Saved entries
┄┄┄┄┄┄┄┄┄┄┄┄┄┄┄┄┄┄┄┄

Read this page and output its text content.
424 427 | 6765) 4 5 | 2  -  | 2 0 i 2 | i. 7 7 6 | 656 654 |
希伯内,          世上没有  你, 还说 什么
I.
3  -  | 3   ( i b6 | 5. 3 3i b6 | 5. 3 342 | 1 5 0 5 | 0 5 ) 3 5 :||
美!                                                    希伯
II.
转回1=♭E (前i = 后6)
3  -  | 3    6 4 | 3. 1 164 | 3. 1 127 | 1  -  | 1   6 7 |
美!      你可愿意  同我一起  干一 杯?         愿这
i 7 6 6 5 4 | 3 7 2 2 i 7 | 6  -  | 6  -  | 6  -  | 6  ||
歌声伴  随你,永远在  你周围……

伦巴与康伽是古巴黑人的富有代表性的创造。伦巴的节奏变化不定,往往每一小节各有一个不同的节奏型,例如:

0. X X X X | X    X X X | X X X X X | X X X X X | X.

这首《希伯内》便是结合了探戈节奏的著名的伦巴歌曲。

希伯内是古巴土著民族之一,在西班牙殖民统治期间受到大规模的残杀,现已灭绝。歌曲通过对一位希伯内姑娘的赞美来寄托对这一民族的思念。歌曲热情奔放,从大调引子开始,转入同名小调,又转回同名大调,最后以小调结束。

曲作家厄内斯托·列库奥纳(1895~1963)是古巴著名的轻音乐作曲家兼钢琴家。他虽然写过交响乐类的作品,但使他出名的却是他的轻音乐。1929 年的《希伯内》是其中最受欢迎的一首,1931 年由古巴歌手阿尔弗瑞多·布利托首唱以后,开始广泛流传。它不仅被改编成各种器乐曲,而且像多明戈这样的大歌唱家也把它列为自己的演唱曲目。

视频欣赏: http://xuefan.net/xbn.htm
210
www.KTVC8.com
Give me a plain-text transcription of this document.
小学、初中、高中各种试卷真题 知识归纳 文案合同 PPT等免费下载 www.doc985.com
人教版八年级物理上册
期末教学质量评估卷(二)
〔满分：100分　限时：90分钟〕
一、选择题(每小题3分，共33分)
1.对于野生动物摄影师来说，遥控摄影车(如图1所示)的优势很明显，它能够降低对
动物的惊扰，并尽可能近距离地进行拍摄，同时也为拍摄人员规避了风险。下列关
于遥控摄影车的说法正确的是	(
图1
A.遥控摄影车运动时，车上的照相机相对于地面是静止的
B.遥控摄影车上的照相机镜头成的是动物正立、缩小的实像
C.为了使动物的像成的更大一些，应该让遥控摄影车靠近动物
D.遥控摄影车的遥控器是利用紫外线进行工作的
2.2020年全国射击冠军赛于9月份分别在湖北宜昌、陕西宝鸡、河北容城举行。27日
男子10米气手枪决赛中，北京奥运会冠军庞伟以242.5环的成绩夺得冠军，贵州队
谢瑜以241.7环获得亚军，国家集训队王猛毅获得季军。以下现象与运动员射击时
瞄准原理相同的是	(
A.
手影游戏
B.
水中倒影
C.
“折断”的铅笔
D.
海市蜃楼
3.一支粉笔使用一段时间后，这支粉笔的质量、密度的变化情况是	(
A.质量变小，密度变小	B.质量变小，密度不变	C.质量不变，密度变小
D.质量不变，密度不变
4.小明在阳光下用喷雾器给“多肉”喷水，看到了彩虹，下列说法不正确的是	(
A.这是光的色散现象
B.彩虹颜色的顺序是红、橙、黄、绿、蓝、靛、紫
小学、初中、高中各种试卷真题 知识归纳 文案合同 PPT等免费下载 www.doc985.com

┄┄┄┄┄┄┄┄┄┄┄┄┄┄┄┄┄┄┄┄

## [WHAT THIS TASK INVOLVES]
Return every line containing "质量不变".

## [THE RESULT]
A.质量变小，密度变小	B.质量变小，密度不变	C.质量不变，密度变小
D.质量不变，密度不变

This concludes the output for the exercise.